● **PROBLEM DESCRIPTION**: For each line that holds "fmin", copy the line out.
## START
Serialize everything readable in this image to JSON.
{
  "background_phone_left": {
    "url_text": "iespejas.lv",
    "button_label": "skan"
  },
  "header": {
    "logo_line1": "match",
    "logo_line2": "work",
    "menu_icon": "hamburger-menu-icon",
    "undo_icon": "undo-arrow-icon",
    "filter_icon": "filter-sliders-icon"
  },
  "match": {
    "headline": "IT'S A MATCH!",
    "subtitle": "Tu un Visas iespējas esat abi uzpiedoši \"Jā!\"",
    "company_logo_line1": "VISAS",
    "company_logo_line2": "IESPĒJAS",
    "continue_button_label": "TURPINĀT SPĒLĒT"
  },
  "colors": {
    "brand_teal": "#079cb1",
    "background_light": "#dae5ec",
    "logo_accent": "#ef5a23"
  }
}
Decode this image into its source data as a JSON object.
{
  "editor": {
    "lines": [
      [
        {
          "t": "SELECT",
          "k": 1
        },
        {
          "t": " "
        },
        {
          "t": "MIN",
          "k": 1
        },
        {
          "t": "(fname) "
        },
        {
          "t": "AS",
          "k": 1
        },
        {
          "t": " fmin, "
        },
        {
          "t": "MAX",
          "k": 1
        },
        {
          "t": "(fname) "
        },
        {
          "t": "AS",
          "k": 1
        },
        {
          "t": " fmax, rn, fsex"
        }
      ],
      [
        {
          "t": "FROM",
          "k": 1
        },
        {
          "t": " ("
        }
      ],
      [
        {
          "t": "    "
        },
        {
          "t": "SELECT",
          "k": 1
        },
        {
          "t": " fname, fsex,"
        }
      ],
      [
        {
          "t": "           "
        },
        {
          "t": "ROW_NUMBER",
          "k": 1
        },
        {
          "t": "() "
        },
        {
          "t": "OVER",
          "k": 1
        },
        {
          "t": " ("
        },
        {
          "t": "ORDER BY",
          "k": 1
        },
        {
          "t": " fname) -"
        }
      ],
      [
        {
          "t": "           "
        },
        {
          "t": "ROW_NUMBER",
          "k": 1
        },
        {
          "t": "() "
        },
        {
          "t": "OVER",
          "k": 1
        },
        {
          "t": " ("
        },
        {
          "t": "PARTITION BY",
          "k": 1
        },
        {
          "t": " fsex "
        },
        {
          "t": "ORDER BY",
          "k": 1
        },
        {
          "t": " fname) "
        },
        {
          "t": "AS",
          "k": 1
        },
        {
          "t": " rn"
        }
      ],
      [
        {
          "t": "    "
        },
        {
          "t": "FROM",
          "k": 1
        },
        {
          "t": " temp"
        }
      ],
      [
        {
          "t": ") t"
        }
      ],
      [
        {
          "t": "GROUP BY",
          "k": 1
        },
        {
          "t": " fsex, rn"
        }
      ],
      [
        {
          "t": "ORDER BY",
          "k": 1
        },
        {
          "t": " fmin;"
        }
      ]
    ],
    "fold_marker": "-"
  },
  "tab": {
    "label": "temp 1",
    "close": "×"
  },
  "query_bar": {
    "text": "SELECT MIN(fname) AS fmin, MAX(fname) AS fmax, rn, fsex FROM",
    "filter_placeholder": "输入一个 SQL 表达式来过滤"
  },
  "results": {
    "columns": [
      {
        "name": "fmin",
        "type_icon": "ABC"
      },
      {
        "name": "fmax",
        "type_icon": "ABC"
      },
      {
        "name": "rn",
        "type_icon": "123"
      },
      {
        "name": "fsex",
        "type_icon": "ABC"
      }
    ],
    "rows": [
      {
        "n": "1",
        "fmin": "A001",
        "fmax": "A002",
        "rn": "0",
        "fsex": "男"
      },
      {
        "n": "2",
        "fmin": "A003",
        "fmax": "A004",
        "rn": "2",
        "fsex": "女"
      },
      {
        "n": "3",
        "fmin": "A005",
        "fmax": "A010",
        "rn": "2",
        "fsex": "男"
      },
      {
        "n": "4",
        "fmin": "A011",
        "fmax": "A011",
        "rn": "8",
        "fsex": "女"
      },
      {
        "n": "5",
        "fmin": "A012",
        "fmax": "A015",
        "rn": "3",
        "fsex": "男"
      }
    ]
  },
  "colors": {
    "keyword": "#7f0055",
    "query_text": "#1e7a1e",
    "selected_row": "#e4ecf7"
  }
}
## END
● **THE ANSWER**:
          "t": " fmin, "
          "t": " fmin;"
    "text": "SELECT MIN(fname) AS fmin, MAX(fname) AS fmax, rn, fsex FROM",
        "name": "fmin",
        "fmin": "A001",
        "fmin": "A003",
        "fmin": "A005",
        "fmin": "A011",
        "fmin": "A012",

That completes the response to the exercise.